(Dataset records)
>> start

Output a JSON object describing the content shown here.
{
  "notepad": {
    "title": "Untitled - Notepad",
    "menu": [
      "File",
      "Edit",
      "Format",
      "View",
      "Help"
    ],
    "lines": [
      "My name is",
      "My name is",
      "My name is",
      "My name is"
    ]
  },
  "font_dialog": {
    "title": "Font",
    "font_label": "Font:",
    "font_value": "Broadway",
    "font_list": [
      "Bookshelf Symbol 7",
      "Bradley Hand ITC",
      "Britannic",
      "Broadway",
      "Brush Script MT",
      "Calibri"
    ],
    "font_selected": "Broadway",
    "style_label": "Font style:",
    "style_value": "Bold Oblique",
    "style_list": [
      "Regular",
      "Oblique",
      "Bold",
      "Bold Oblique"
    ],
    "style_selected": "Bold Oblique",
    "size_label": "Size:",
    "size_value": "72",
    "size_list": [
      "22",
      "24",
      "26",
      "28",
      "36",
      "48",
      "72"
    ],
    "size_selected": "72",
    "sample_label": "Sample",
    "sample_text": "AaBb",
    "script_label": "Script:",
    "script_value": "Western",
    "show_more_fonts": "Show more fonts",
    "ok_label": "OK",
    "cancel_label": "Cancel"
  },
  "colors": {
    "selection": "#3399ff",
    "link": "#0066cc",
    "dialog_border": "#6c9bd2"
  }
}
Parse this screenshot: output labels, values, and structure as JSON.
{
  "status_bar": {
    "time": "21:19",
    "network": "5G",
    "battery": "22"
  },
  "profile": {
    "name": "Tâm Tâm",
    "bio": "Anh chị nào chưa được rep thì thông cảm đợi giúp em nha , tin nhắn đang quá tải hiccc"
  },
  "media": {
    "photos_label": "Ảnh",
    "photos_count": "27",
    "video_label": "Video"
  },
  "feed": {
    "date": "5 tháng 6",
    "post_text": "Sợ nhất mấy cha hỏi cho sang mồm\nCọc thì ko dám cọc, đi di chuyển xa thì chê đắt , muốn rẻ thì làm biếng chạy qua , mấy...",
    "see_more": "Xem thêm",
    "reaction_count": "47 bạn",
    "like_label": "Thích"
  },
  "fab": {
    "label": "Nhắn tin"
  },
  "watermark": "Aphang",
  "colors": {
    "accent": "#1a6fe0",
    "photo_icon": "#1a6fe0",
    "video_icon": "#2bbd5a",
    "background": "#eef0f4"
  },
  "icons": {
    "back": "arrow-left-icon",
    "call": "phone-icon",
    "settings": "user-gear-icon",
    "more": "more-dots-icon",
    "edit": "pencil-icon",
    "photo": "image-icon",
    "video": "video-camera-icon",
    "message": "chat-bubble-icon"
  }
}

>> end

Instruction: Take the entries above and transcribe them in full.

Complete output:
Output a JSON object describing the content shown here.
{
  "notepad": {
    "title": "Untitled - Notepad",
    "menu": [
      "File",
      "Edit",
      "Format",
      "View",
      "Help"
    ],
    "lines": [
      "My name is",
      "My name is",
      "My name is",
      "My name is"
    ]
  },
  "font_dialog": {
    "title": "Font",
    "font_label": "Font:",
    "font_value": "Broadway",
    "font_list": [
      "Bookshelf Symbol 7",
      "Bradley Hand ITC",
      "Britannic",
      "Broadway",
      "Brush Script MT",
      "Calibri"
    ],
    "font_selected": "Broadway",
    "style_label": "Font style:",
    "style_value": "Bold Oblique",
    "style_list": [
      "Regular",
      "Oblique",
      "Bold",
      "Bold Oblique"
    ],
    "style_selected": "Bold Oblique",
    "size_label": "Size:",
    "size_value": "72",
    "size_list": [
      "22",
      "24",
      "26",
      "28",
      "36",
      "48",
      "72"
    ],
    "size_selected": "72",
    "sample_label": "Sample",
    "sample_text": "AaBb",
    "script_label": "Script:",
    "script_value": "Western",
    "show_more_fonts": "Show more fonts",
    "ok_label": "OK",
    "cancel_label": "Cancel"
  },
  "colors": {
    "selection": "#3399ff",
    "link": "#0066cc",
    "dialog_border": "#6c9bd2"
  }
}
Parse this screenshot: output labels, values, and structure as JSON.
{
  "status_bar": {
    "time": "21:19",
    "network": "5G",
    "battery": "22"
  },
  "profile": {
    "name": "Tâm Tâm",
    "bio": "Anh chị nào chưa được rep thì thông cảm đợi giúp em nha , tin nhắn đang quá tải hiccc"
  },
  "media": {
    "photos_label": "Ảnh",
    "photos_count": "27",
    "video_label": "Video"
  },
  "feed": {
    "date": "5 tháng 6",
    "post_text": "Sợ nhất mấy cha hỏi cho sang mồm\nCọc thì ko dám cọc, đi di chuyển xa thì chê đắt , muốn rẻ thì làm biếng chạy qua , mấy...",
    "see_more": "Xem thêm",
    "reaction_count": "47 bạn",
    "like_label": "Thích"
  },
  "fab": {
    "label": "Nhắn tin"
  },
  "watermark": "Aphang",
  "colors": {
    "accent": "#1a6fe0",
    "photo_icon": "#1a6fe0",
    "video_icon": "#2bbd5a",
    "background": "#eef0f4"
  },
  "icons": {
    "back": "arrow-left-icon",
    "call": "phone-icon",
    "settings": "user-gear-icon",
    "more": "more-dots-icon",
    "edit": "pencil-icon",
    "photo": "image-icon",
    "video": "video-camera-icon",
    "message": "chat-bubble-icon"
  }
}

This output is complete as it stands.